## [Objetivo 1]
Segundo o texto sobre damas, xadrez e computadores, quantas configurações solucionam o problema das 8 damas?
## [Objetivo 2]
Prossiga com a redação do texto sobre o problema das 8 damas a partir da última frase apresentada.
===== Texto fornecido
Sobre damas, xadrez e computadores – Por: Prof. Roberto N. Onody

 Sobre damas, xadrez e computadores (Crédito: Domínio Público)

Por: Prof. Roberto N. Onody *

No xadrez, a dama é a peça que tem maior mobilidade e alcance. Ela pode se movimentar pelas linhas, colunas e diagonais do tabuleiro.

Em 1848, o enxadrista Max Bezzel [1], especializado em montar e analisar finais de jogos de xadrez (por exemplo, xeque-mate em 2 lances) propôs o seguinte problema: num tabuleiro de xadrez vazio, de quantas maneiras diferentes se pode dispor 8 damas de modo que nenhuma delas esteja sendo atacada?

O problema foi resolvido, por análise combinatória, dois anos depois por Franz Nauck. Existem 92 configurações que solucionam o problema. Na Figura 1, apresentamos uma dessas configurações. Sem dúvida, esse problema das 8 damas é perfeitamente talhado para programas computacionais. Veja a solução em linguagem Python [2].
==========
===== Trecho dos dados
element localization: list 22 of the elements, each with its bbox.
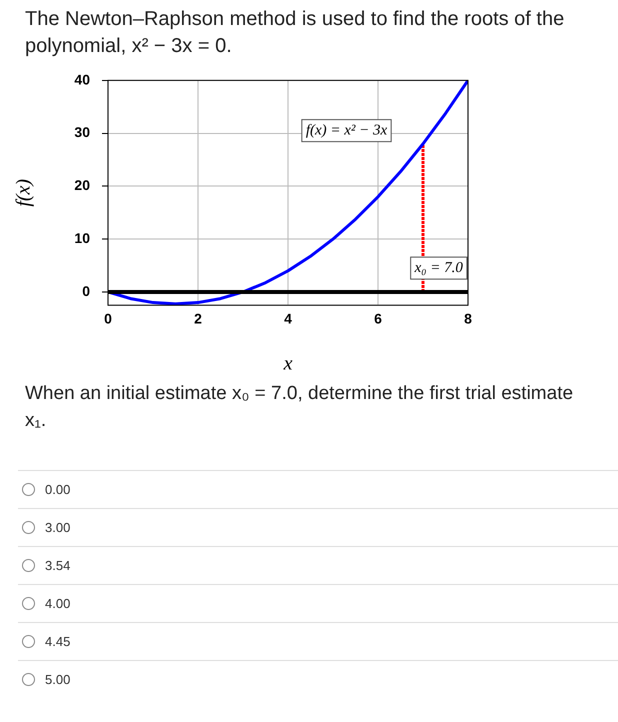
==========
## [Resultado final 1]
Existem 92 configurações que solucionam o problema.

## [Resultado final 2]
Quando aprendi os rudimentos do jogo de xadrez (ok, foi há muito tempo, na década de 60) os grandes enxadristas para mim eram Alexander Alekhine e Jose Raul Capablanca. Segundo o site chess.com [3], eles estão classificados em 10o e 4o lugar, respetivamente. Em primeiro lugar está o russo Garry Kasparov, seguido do norueguês Magnus Carlsen, atual campeão mundial (título conquistado no ano passado, pela 5a vez). O primeiro campeão mundial de xadrez foi o tcheco Wilhelm Steinitz em 1886.

Figura 1 – Uma solução particular do problema das 8-damas. Com rotação de 90o e reflexões horizontal e vertical, mais 3 soluções podem ser geradas (Crédito: Wikipedia)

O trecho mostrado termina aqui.